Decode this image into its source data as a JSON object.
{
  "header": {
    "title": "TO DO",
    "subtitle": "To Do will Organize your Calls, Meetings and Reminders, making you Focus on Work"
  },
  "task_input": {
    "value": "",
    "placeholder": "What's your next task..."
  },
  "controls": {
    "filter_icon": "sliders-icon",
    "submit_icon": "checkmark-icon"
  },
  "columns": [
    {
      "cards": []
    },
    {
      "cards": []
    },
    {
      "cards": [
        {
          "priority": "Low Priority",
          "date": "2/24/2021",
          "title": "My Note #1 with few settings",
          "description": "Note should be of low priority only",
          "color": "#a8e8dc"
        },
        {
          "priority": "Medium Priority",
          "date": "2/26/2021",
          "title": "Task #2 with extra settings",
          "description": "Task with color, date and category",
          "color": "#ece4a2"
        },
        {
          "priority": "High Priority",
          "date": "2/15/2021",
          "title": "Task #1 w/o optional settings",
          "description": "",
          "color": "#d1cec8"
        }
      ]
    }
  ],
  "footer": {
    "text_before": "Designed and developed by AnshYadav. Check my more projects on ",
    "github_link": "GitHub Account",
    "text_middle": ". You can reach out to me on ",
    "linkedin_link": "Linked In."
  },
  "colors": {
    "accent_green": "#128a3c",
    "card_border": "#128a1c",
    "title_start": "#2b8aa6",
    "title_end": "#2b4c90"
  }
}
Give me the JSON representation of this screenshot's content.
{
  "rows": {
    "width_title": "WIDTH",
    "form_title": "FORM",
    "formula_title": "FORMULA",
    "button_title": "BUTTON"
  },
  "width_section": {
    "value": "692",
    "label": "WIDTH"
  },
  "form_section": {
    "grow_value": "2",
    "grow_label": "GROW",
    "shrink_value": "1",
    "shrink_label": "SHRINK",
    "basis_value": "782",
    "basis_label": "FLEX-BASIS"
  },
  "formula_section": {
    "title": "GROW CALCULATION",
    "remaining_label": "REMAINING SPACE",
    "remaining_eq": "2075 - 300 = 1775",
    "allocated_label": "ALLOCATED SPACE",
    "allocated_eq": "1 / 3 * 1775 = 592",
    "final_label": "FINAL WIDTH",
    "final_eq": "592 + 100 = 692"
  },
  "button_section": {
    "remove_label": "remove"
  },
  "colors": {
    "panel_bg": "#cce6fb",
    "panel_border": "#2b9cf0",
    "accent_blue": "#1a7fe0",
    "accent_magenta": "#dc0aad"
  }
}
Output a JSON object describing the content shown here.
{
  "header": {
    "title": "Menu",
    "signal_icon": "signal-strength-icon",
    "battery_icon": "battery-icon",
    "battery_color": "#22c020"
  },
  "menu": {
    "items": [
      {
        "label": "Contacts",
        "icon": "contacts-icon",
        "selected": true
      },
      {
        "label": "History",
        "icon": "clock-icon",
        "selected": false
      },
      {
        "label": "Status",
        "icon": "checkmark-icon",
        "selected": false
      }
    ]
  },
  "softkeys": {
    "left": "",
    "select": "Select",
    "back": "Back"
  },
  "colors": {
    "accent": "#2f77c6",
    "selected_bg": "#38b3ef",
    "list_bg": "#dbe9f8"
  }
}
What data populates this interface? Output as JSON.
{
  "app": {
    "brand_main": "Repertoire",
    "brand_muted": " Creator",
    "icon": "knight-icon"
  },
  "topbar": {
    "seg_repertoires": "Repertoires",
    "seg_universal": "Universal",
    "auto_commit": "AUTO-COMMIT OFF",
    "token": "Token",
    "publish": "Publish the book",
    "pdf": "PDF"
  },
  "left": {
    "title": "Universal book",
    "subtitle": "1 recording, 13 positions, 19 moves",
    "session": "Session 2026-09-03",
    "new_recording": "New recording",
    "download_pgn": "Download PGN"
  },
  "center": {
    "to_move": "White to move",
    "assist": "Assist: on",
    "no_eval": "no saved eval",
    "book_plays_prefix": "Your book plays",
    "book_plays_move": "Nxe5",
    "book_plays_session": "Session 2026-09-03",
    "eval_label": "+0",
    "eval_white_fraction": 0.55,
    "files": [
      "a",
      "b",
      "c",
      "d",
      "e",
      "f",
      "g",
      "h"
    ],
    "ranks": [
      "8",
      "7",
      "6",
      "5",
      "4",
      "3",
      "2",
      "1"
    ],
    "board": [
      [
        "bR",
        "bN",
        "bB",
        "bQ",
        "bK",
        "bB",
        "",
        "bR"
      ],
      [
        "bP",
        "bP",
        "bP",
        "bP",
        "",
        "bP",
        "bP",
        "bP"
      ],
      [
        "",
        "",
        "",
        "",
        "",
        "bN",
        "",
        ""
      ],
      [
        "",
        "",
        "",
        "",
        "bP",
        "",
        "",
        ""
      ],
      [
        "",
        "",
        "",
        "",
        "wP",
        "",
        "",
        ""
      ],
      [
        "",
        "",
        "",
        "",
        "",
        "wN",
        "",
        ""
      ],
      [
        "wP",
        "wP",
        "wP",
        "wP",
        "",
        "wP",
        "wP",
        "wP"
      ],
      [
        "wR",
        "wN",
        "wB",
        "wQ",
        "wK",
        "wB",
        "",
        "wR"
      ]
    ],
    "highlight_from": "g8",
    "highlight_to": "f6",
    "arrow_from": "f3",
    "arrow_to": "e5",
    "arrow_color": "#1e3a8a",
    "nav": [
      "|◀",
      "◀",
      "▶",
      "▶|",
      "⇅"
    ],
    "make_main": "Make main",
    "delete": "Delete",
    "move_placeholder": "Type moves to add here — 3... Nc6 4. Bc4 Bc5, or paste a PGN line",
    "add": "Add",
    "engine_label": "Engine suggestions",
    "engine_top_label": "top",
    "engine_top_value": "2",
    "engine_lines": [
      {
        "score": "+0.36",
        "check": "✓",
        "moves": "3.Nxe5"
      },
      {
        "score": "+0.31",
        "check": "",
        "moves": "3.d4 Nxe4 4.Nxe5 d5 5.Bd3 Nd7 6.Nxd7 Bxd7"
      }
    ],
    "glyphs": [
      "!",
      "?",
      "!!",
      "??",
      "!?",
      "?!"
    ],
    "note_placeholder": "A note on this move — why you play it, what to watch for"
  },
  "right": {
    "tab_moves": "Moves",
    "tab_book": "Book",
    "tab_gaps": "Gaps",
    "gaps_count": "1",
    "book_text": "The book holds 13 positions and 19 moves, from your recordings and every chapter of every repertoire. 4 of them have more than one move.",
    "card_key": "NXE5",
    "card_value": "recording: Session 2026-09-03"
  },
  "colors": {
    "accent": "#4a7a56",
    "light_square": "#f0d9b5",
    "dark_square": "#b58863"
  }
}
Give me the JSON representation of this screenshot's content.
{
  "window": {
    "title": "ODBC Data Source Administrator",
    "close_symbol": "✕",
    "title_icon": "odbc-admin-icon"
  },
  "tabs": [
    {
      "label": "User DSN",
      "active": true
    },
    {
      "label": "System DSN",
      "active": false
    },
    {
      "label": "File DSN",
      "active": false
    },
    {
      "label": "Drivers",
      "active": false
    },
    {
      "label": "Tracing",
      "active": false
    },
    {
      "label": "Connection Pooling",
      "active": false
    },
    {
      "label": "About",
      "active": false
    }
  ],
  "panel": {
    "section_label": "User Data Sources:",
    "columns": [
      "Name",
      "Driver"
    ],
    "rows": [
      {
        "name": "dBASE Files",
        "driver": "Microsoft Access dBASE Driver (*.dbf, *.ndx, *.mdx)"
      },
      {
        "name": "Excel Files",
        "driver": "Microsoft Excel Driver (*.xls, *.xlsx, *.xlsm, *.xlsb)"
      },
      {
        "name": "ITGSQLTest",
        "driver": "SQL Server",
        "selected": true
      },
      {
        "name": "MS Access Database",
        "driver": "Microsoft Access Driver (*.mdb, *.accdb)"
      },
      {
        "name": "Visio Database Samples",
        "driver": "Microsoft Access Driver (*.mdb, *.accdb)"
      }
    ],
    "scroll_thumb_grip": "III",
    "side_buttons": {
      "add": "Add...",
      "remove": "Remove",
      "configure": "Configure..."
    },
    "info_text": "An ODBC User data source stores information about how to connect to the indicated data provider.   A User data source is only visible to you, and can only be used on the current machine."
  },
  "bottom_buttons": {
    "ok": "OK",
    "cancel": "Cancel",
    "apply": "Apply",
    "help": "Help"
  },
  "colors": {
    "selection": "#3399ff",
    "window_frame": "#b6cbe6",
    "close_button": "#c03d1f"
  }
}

### [Task directions]
Count each line of the entries that holds the word "Microsoft", then state the total and nothing more.

### [The completed task]
4